Saved entries:
*** Block opens ***

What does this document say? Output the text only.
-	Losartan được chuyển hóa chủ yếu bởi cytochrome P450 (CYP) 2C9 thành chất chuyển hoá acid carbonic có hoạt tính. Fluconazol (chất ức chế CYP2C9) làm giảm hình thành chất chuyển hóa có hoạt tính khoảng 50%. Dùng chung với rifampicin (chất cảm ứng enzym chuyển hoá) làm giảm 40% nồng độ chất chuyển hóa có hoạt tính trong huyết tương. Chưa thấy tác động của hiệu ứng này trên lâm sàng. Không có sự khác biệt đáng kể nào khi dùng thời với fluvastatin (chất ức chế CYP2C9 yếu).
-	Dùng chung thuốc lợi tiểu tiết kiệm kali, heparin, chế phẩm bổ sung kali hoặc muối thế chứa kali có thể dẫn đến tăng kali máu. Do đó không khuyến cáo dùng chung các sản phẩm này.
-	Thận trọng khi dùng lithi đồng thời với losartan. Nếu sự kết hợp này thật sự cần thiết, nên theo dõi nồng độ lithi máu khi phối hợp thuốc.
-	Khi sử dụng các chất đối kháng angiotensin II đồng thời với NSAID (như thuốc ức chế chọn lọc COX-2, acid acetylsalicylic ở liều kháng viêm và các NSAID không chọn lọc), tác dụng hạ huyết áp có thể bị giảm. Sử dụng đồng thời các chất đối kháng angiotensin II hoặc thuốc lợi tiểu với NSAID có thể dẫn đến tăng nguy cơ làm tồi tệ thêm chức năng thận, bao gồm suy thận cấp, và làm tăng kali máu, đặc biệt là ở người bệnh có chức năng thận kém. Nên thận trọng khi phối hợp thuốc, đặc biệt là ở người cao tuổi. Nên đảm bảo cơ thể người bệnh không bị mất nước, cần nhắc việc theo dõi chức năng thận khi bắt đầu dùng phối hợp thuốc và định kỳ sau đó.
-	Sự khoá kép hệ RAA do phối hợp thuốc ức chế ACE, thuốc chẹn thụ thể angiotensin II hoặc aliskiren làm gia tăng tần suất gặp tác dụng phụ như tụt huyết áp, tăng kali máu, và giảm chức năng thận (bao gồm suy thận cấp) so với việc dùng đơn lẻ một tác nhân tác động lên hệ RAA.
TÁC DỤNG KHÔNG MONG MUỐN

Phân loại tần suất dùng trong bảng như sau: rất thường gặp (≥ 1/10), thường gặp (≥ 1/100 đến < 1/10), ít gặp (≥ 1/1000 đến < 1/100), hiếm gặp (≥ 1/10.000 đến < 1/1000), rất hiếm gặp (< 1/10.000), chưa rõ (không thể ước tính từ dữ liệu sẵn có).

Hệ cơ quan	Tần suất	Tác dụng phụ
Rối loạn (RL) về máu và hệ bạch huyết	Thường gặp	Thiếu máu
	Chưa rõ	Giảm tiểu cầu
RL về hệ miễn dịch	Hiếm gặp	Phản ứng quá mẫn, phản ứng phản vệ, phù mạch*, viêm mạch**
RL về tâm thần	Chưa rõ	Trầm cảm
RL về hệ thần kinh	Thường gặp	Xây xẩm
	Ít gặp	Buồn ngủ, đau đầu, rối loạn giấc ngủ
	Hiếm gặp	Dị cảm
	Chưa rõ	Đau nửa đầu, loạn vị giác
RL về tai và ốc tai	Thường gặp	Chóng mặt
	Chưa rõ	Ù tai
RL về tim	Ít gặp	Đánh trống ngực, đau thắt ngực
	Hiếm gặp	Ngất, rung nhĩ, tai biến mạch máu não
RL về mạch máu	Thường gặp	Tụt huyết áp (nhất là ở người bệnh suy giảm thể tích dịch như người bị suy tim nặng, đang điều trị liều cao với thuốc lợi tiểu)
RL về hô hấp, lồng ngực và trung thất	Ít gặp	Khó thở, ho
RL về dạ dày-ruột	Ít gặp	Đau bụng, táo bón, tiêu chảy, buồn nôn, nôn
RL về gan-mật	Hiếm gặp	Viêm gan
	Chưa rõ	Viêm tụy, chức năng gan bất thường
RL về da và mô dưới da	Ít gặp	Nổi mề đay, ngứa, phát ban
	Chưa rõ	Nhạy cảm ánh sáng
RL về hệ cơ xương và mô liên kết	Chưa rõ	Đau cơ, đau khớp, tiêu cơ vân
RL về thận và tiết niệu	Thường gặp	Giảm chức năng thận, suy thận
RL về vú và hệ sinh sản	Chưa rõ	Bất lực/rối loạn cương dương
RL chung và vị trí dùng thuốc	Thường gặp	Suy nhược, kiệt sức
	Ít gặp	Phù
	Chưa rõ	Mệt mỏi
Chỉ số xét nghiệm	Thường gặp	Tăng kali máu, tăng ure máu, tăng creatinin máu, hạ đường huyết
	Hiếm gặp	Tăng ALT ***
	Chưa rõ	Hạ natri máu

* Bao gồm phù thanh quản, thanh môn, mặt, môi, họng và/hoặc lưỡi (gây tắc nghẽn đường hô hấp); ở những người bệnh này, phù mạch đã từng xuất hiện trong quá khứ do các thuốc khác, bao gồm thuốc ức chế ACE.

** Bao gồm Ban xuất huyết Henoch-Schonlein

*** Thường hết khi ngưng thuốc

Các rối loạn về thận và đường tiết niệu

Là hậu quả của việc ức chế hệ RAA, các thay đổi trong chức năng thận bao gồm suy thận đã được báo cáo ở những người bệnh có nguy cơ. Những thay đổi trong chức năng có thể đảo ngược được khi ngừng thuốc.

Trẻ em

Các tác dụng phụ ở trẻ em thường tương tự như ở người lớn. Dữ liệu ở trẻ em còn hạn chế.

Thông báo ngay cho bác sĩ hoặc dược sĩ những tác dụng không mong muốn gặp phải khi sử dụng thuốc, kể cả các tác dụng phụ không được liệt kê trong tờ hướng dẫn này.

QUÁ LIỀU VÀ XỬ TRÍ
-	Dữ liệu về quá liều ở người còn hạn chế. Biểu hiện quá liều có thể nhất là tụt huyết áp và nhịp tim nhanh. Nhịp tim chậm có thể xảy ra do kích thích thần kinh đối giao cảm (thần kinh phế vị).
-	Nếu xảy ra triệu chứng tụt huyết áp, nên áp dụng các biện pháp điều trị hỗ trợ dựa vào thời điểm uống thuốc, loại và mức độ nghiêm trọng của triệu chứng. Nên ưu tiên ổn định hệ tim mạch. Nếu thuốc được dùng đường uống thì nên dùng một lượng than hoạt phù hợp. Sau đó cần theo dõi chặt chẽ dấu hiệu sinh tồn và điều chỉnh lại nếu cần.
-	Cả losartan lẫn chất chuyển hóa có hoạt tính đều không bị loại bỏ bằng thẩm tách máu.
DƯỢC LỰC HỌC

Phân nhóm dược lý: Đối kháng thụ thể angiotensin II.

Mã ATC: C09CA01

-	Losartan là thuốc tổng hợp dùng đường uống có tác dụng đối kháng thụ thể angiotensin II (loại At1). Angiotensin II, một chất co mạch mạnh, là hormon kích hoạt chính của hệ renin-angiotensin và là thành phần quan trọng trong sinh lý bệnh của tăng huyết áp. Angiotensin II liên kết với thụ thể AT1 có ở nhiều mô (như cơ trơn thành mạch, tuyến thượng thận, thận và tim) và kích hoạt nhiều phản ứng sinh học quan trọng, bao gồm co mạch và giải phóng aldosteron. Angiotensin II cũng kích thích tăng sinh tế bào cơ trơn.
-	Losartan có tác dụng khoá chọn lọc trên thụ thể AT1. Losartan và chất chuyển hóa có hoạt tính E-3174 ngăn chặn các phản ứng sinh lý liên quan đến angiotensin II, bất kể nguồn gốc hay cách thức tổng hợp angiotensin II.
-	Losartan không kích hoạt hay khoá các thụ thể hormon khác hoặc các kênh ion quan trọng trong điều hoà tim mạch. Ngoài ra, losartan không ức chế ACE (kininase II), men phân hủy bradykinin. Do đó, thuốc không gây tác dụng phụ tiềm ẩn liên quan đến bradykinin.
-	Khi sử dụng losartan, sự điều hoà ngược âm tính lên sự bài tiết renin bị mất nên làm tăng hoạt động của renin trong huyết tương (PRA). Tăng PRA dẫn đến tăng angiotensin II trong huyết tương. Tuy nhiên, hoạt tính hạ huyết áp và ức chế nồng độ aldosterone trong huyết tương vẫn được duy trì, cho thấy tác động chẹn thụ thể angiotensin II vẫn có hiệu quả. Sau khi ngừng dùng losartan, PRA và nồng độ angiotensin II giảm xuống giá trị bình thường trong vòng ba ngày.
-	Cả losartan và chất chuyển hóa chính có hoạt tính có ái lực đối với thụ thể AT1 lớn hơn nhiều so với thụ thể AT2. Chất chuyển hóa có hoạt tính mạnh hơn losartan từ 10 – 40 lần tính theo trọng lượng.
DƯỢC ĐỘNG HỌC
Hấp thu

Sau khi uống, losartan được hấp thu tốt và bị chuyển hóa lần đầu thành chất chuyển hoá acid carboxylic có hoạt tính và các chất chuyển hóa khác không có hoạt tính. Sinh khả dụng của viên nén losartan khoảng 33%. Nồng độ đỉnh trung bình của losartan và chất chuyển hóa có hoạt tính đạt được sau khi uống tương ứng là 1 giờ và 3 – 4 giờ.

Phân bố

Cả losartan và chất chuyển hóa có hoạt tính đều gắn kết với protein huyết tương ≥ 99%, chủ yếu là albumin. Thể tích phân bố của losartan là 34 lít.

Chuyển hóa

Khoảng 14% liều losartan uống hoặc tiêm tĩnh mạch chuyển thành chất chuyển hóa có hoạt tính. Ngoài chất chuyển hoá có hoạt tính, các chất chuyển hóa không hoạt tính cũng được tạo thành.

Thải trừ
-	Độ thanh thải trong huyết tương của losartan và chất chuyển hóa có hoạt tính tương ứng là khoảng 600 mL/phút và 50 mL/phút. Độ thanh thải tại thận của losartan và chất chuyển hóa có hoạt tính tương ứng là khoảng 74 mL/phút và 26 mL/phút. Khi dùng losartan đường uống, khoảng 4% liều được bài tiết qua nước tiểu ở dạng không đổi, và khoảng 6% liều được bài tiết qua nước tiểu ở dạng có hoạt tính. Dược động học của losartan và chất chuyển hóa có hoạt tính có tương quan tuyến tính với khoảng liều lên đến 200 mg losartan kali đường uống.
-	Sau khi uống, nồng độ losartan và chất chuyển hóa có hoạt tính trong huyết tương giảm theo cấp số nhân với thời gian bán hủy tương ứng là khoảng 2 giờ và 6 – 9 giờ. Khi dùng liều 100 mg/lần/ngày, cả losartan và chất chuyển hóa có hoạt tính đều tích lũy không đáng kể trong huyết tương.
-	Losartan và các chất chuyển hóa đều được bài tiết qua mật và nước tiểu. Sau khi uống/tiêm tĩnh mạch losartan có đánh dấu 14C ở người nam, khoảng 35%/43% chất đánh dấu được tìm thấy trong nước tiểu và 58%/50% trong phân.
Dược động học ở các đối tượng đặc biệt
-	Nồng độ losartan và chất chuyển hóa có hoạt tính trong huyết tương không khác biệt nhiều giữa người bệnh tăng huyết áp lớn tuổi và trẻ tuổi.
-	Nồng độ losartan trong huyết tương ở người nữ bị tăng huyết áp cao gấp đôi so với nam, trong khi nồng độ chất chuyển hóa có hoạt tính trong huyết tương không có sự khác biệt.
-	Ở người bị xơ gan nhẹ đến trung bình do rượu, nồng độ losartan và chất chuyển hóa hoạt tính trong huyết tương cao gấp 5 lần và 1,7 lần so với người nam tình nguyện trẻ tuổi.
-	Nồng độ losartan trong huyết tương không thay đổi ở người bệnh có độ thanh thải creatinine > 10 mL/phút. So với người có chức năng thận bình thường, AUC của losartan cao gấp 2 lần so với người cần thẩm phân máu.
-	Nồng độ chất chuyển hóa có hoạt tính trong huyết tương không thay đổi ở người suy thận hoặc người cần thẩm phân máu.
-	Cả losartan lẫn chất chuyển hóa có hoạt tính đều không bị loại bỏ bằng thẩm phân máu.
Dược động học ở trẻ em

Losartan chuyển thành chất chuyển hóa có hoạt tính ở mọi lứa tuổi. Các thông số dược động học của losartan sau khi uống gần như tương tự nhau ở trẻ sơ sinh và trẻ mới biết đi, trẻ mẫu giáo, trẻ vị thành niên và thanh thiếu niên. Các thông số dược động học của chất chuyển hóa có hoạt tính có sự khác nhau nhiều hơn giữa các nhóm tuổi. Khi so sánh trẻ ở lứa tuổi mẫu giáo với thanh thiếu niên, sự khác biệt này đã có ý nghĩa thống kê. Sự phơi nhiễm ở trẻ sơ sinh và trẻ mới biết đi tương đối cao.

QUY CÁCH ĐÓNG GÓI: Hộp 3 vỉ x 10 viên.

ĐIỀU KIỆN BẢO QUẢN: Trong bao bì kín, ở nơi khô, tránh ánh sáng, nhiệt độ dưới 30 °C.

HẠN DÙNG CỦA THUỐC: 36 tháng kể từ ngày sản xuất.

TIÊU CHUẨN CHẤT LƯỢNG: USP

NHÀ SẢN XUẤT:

*** Block closes ***

Where a line in the records above contains the string "dưới", copy that line.

RL về da và mô dưới da	Ít gặp	Nổi mề đay, ngứa, phát ban
ĐIỀU KIỆN BẢO QUẢN: Trong bao bì kín, ở nơi khô, tránh ánh sáng, nhiệt độ dưới 30 °C.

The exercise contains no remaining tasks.